**Consigne A**: Dans le texte du document, relevez les verbes par lesquels le premier vice-président exprime ce pour quoi la Constitution a été faite.
**Consigne B**: Résumez en deux phrases le paragraphe du texte du document commençant par « Pour le premier vice-président ».

**** Texte du document

Pour le premier vice-président de l'Assemblée nationale, le texte actuel a été conçu pour protéger ceux qui ont pris les armes. « Cette Constitution a été faite pour béatifier, pour sanctifier, pour honorer ceux qui ont tué, qui ont violé et qui ont pillé », a-t-il affirmé, citant en exemple le procès Matata Ponyo, où la Cour constitutionnelle s'était déclarée incompétente pour juger l'ancien Premier ministre.

« On vous a lu la Constitution pour dire que l'ancien Premier ministre n'est pas justiciable. C'est parce que cette Constitution était un sanctuaire du crime. Il ne faut pas continuer avec ça », a-t-il tranché.

********
**** Extrait de données

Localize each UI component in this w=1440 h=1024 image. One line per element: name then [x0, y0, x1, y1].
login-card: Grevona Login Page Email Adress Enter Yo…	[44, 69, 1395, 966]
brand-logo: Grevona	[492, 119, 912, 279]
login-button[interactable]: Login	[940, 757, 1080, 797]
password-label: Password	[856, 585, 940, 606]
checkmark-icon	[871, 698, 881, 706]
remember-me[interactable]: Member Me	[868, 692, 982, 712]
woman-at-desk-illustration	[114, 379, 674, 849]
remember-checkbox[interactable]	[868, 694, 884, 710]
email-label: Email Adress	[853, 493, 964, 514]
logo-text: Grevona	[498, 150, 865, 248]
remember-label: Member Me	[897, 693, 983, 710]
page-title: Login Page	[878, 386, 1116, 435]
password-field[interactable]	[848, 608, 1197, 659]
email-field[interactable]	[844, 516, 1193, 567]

********

**Réponse A**:
- béatifier
- sanctifier
- honorer

**Réponse B**: Selon le premier vice-président de l'Assemblée nationale, la Constitution actuelle a été conçue pour protéger et honorer ceux qui ont pris les armes, tué, violé et pillé. Il en veut pour preuve le procès Matata Ponyo, où la Cour constitutionnelle s'était déclarée incompétente pour juger l'ancien Premier ministre.